### TASK
Count lines holding the word "consumo". Only the number is wanted.

Dataset rows about figures
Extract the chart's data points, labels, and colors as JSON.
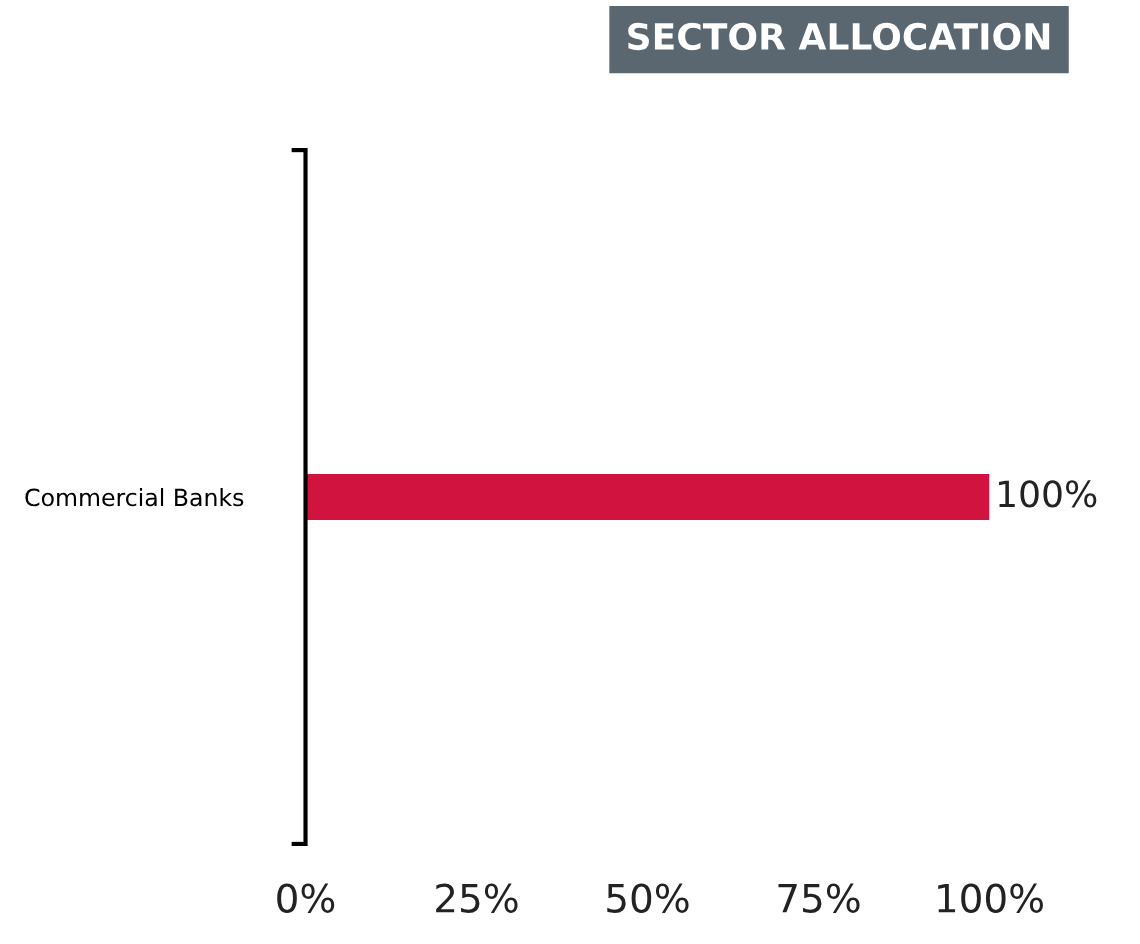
{
  "chart_data": {
    "type": "bar",
    "orientation": "horizontal",
    "title": "SECTOR ALLOCATION",
    "categories": [
      "Commercial Banks"
    ],
    "values": [
      100
    ],
    "color": "#d0143f",
    "value_labels": [
      "100%"
    ],
    "xlim": [
      0,
      100
    ],
    "xticks": [
      {
        "value": 0,
        "label": "0%"
      },
      {
        "value": 25,
        "label": "25%"
      },
      {
        "value": 50,
        "label": "50%"
      },
      {
        "value": 75,
        "label": "75%"
      },
      {
        "value": 100,
        "label": "100%"
      }
    ],
    "grid": false,
    "legend": false
  }
}
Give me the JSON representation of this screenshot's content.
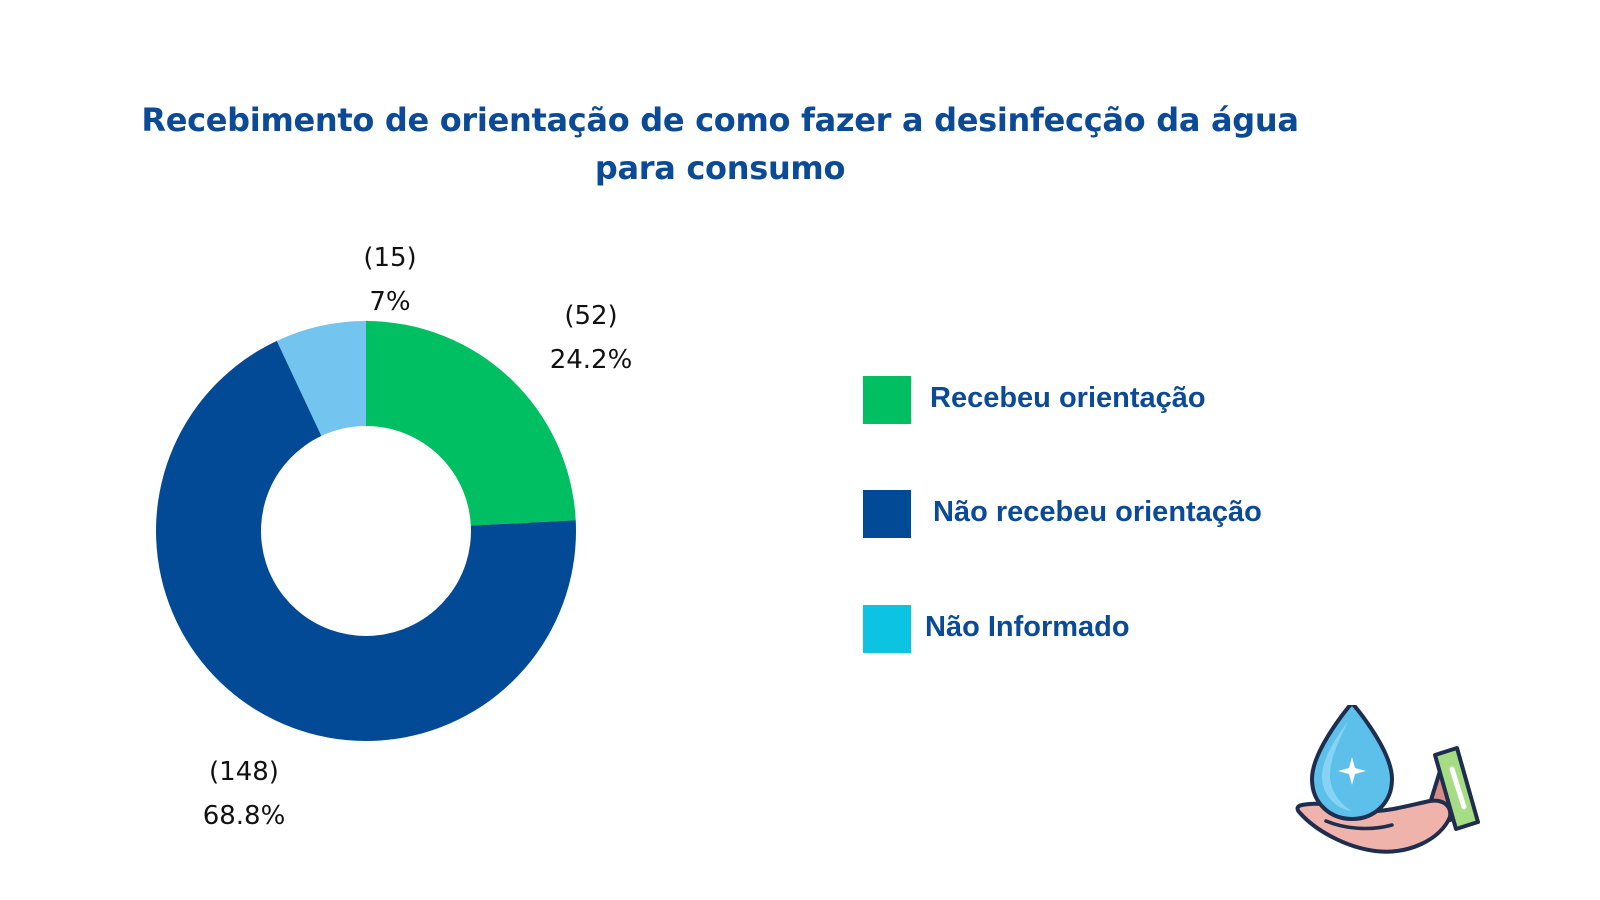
{
  "title": {
    "line1": "Recebimento de orientação de como fazer a desinfecção da água",
    "line2": "para consumo"
  },
  "chart_data": {
    "type": "pie",
    "variant": "donut",
    "title": "Recebimento de orientação de como fazer a desinfecção da água para consumo",
    "categories": [
      "Recebeu orientação",
      "Não recebeu orientação",
      "Não Informado"
    ],
    "values": [
      52,
      148,
      15
    ],
    "percent_labels": [
      "24.2%",
      "68.8%",
      "7%"
    ],
    "count_labels": [
      "(52)",
      "(148)",
      "(15)"
    ],
    "colors": [
      "#00be62",
      "#034a96",
      "#73c4ef"
    ],
    "legend_colors": [
      "#00be62",
      "#034a96",
      "#0cc3e1"
    ],
    "legend_position": "right",
    "start_angle": "12 o'clock, clockwise"
  },
  "legend": {
    "items": [
      {
        "label": "Recebeu orientação",
        "color": "#00be62"
      },
      {
        "label": "Não recebeu orientação",
        "color": "#034a96"
      },
      {
        "label": "Não Informado",
        "color": "#0cc3e1"
      }
    ]
  },
  "illustration": {
    "icon": "water-drop-in-hand-icon"
  }
}
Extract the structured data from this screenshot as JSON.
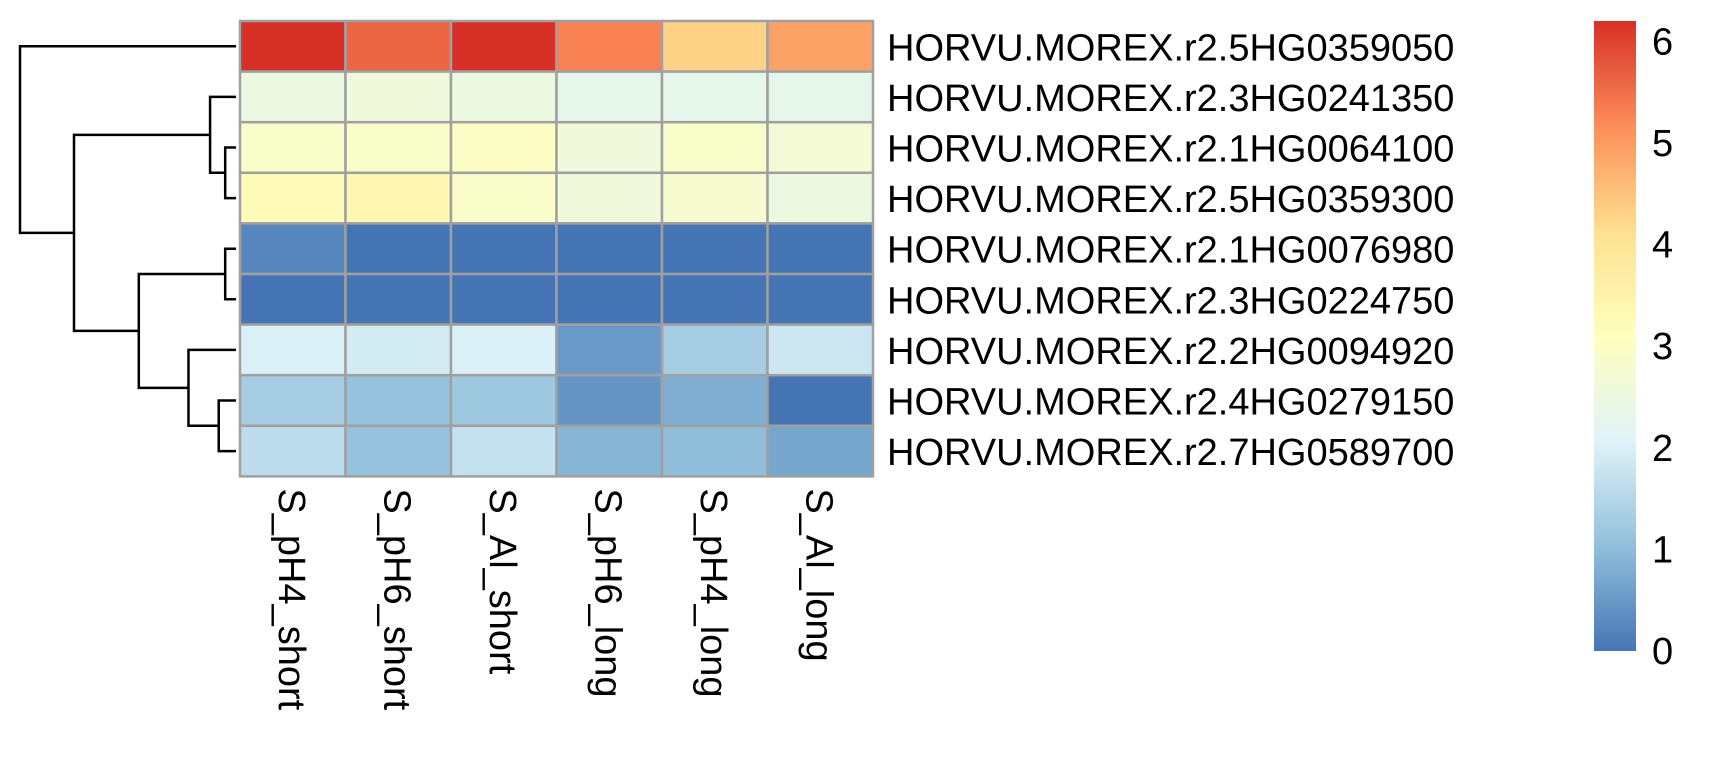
{
  "chart_data": {
    "type": "heatmap",
    "columns": [
      "S_pH4_short",
      "S_pH6_short",
      "S_Al_short",
      "S_pH6_long",
      "S_pH4_long",
      "S_Al_long"
    ],
    "rows": [
      "HORVU.MOREX.r2.5HG0359050",
      "HORVU.MOREX.r2.3HG0241350",
      "HORVU.MOREX.r2.1HG0064100",
      "HORVU.MOREX.r2.5HG0359300",
      "HORVU.MOREX.r2.1HG0076980",
      "HORVU.MOREX.r2.3HG0224750",
      "HORVU.MOREX.r2.2HG0094920",
      "HORVU.MOREX.r2.4HG0279150",
      "HORVU.MOREX.r2.7HG0589700"
    ],
    "values": [
      [
        6.2,
        5.6,
        6.2,
        5.3,
        4.3,
        4.9
      ],
      [
        2.5,
        2.6,
        2.5,
        2.3,
        2.3,
        2.3
      ],
      [
        2.9,
        2.9,
        3.0,
        2.6,
        2.9,
        2.7
      ],
      [
        3.2,
        3.4,
        2.9,
        2.6,
        2.8,
        2.5
      ],
      [
        0.25,
        0.0,
        0.0,
        0.0,
        0.0,
        0.0
      ],
      [
        0.0,
        0.0,
        0.0,
        0.0,
        0.0,
        0.0
      ],
      [
        2.0,
        1.9,
        2.0,
        0.5,
        1.3,
        1.8
      ],
      [
        1.3,
        1.1,
        1.2,
        0.45,
        0.8,
        0.0
      ],
      [
        1.6,
        1.1,
        1.7,
        0.9,
        1.0,
        0.7
      ]
    ],
    "color_scale": {
      "min": 0,
      "max": 6.2,
      "ticks": [
        0,
        1,
        2,
        3,
        4,
        5,
        6
      ],
      "colors": [
        "#4575b4",
        "#91bfdb",
        "#e0f3f8",
        "#ffffbf",
        "#fee090",
        "#fc8d59",
        "#d73027"
      ]
    },
    "row_dendrogram": {
      "merges": [
        [
          -5,
          -6,
          0.05
        ],
        [
          -3,
          -4,
          0.05
        ],
        [
          -8,
          -9,
          0.08
        ],
        [
          -2,
          2,
          0.12
        ],
        [
          -7,
          3,
          0.22
        ],
        [
          1,
          5,
          0.45
        ],
        [
          4,
          6,
          0.75
        ],
        [
          -1,
          7,
          1.0
        ]
      ]
    },
    "cell_border_color": "#a0a0a0",
    "xlabel": "",
    "ylabel": "",
    "title": ""
  }
}
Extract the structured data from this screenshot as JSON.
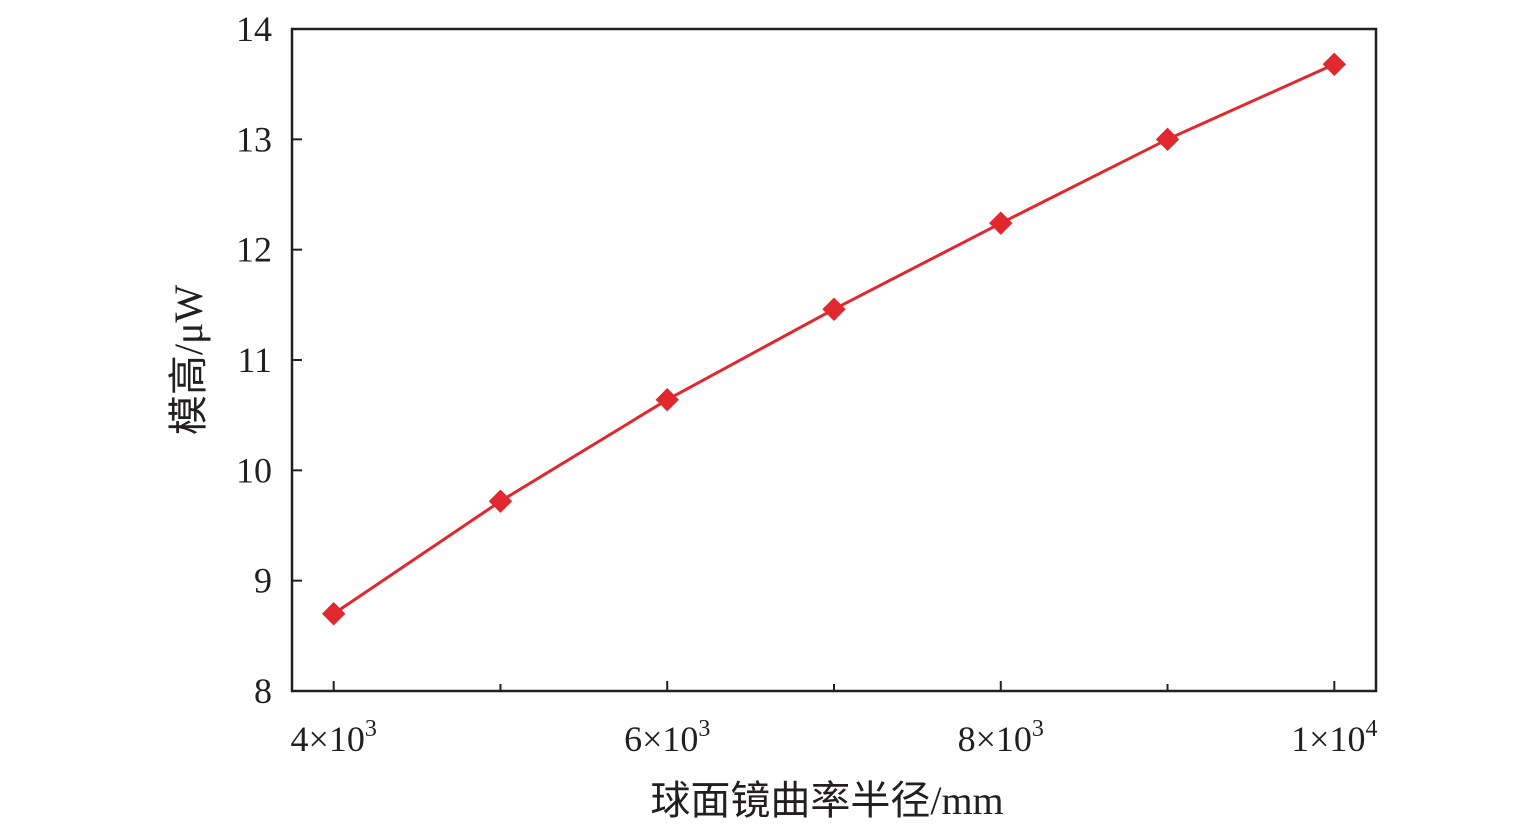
{
  "chart_data": {
    "type": "line",
    "title": "",
    "xlabel": "球面镜曲率半径/mm",
    "ylabel": "模高/μW",
    "xlim": [
      3750,
      10250
    ],
    "ylim": [
      8,
      14
    ],
    "x_ticks": [
      {
        "value": 4000,
        "mantissa": "4×10",
        "exponent": "3"
      },
      {
        "value": 6000,
        "mantissa": "6×10",
        "exponent": "3"
      },
      {
        "value": 8000,
        "mantissa": "8×10",
        "exponent": "3"
      },
      {
        "value": 10000,
        "mantissa": "1×10",
        "exponent": "4"
      }
    ],
    "x_minor_ticks": [
      5000,
      7000,
      9000
    ],
    "y_ticks": [
      8,
      9,
      10,
      11,
      12,
      13,
      14
    ],
    "grid": false,
    "legend": "none",
    "series": [
      {
        "color": "#e0282e",
        "marker": "diamond",
        "x": [
          4000,
          5000,
          6000,
          7000,
          8000,
          9000,
          10000
        ],
        "y": [
          8.7,
          9.72,
          10.64,
          11.46,
          12.24,
          13.0,
          13.68
        ]
      }
    ]
  }
}
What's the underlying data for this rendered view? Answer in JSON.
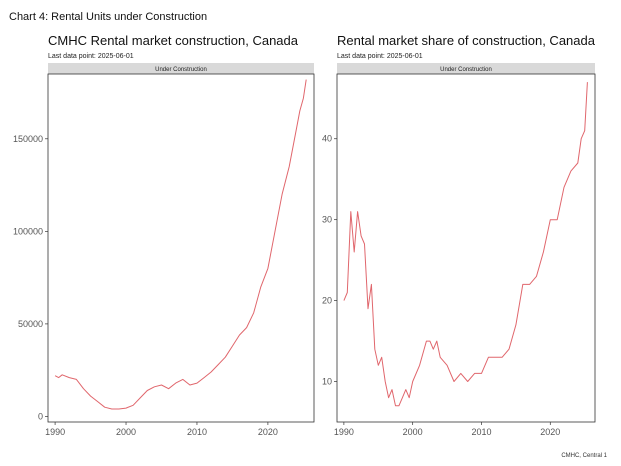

### ANSWER
2